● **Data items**
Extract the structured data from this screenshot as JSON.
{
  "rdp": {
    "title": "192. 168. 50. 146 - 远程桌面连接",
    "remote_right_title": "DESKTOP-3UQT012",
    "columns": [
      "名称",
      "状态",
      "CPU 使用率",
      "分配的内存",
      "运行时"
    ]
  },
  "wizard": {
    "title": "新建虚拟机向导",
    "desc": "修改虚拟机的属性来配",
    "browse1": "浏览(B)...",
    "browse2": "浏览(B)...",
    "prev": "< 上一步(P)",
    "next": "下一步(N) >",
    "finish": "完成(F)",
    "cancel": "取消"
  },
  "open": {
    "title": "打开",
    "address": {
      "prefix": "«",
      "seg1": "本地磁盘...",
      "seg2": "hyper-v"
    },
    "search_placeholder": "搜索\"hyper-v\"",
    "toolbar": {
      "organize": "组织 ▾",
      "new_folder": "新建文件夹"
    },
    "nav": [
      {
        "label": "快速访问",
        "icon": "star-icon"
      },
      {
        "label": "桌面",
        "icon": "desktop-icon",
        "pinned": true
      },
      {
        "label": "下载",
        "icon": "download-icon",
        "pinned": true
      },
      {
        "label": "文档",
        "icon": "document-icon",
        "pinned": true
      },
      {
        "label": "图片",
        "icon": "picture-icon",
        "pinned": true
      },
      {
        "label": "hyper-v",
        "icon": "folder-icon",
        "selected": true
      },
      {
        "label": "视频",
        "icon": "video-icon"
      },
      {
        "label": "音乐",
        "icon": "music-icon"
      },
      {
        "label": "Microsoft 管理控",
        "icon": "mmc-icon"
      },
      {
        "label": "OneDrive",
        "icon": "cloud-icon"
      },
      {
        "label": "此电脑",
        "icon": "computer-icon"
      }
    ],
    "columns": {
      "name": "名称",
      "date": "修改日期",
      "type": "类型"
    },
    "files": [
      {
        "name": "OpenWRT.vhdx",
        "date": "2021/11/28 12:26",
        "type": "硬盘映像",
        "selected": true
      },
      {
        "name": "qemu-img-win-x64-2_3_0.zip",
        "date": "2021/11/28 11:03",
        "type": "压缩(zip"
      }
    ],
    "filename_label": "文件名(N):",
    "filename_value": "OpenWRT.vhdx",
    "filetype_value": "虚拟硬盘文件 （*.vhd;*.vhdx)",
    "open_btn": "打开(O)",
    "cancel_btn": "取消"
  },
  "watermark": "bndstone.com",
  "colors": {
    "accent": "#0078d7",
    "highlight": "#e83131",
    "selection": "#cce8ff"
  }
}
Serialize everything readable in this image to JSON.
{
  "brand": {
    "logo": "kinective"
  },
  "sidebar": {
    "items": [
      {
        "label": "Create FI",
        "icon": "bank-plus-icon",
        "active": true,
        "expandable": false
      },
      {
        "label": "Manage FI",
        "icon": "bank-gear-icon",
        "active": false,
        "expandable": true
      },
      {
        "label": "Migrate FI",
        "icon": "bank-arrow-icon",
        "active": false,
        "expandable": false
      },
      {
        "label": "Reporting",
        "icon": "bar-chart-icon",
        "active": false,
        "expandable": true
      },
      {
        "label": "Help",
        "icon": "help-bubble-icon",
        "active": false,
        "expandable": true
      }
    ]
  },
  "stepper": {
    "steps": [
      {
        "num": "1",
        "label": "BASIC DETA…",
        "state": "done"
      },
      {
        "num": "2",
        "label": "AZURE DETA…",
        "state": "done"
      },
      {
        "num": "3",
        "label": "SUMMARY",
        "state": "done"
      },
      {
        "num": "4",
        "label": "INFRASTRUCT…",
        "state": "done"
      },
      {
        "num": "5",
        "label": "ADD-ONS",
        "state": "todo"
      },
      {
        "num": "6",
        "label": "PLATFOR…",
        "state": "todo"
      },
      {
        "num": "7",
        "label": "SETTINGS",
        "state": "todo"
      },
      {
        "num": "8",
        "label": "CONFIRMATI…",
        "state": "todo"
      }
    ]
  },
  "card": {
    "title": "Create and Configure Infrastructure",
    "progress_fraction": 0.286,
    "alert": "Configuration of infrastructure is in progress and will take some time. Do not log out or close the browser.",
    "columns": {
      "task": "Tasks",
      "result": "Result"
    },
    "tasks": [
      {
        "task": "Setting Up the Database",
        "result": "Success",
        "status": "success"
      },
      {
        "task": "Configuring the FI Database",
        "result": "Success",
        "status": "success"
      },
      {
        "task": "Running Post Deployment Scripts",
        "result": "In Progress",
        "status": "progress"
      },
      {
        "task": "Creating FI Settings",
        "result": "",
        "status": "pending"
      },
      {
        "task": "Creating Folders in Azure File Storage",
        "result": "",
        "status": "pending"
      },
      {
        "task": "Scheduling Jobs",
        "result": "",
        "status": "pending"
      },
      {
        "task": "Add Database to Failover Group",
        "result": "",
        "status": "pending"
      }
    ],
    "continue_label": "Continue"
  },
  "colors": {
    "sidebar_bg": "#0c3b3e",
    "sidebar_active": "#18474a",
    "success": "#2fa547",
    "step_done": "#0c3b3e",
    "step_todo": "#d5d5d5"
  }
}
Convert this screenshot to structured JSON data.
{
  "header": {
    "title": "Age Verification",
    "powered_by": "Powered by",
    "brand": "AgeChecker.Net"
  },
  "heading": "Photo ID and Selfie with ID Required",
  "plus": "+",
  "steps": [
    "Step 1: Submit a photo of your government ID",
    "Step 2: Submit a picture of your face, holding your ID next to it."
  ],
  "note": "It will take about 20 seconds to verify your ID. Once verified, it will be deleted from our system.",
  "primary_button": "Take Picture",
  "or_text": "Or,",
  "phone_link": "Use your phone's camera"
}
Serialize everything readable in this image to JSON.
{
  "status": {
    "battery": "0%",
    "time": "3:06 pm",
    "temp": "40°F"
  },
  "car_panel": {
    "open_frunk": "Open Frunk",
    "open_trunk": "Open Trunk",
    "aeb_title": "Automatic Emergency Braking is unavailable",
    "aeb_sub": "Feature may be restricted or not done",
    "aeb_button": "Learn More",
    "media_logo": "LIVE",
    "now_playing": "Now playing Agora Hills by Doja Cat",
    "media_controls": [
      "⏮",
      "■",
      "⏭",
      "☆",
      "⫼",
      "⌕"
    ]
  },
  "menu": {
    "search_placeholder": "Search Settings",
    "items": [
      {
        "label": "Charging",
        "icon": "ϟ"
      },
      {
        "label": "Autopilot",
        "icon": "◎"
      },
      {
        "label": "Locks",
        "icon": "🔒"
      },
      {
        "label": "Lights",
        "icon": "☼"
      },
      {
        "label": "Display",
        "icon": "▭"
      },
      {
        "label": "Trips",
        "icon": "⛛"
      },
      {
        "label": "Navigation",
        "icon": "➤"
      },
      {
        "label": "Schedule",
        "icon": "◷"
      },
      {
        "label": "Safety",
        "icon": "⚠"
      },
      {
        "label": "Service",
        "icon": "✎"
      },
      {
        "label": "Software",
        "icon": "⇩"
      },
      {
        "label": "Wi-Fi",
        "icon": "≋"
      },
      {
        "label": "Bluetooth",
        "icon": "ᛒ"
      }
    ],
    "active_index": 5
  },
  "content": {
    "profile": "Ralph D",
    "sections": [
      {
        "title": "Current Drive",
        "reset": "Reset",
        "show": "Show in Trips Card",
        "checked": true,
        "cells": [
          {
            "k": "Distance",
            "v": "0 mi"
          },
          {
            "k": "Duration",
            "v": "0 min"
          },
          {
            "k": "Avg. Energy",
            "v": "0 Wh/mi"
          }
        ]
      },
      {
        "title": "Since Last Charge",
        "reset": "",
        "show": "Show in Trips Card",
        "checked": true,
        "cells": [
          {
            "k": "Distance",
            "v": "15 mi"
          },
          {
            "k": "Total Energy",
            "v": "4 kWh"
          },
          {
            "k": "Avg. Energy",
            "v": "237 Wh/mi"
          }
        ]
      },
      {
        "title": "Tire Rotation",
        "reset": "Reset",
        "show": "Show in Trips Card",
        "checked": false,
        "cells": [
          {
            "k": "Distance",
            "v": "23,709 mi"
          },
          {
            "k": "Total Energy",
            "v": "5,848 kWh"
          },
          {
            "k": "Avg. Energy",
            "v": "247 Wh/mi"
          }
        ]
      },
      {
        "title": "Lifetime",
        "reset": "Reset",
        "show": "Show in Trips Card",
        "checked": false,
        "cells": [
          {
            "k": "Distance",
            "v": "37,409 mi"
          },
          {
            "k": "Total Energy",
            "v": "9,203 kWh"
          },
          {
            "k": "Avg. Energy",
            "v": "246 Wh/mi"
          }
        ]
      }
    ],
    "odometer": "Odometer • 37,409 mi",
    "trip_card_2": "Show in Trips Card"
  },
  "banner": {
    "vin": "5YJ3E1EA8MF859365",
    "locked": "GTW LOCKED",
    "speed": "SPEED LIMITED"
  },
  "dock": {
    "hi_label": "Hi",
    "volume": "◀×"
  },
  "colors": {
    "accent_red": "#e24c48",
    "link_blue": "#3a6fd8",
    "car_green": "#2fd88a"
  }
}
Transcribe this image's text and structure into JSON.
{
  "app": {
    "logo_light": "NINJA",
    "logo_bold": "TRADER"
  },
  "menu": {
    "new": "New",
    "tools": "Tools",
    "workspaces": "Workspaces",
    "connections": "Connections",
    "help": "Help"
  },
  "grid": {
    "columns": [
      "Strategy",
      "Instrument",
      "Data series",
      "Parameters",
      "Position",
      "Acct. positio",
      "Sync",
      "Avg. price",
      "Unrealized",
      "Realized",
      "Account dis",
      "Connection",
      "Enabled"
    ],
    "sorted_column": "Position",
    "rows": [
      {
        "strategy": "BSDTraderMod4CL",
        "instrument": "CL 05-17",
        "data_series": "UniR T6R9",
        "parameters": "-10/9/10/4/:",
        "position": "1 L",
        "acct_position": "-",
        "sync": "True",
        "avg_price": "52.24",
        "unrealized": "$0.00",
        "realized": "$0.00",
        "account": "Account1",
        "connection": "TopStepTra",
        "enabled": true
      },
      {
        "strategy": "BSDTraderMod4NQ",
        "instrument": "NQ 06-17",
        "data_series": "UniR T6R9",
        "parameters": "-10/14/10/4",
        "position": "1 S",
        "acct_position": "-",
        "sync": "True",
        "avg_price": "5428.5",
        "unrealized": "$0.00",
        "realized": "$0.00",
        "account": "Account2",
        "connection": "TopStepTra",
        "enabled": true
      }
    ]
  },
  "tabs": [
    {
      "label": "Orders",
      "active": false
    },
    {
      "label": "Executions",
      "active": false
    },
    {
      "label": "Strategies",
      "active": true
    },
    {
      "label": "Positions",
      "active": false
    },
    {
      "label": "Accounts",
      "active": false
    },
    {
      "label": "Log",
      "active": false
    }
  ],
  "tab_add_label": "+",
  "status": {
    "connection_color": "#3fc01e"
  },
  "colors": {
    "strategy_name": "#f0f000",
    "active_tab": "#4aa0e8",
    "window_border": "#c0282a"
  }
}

● **SHORT EXERCISE**
Which lines contain the word "structured"? Copy each one.

● **WRITTEN RESPONSE**
Extract the structured data from this screenshot as JSON.
Convert this screenshot to structured JSON data.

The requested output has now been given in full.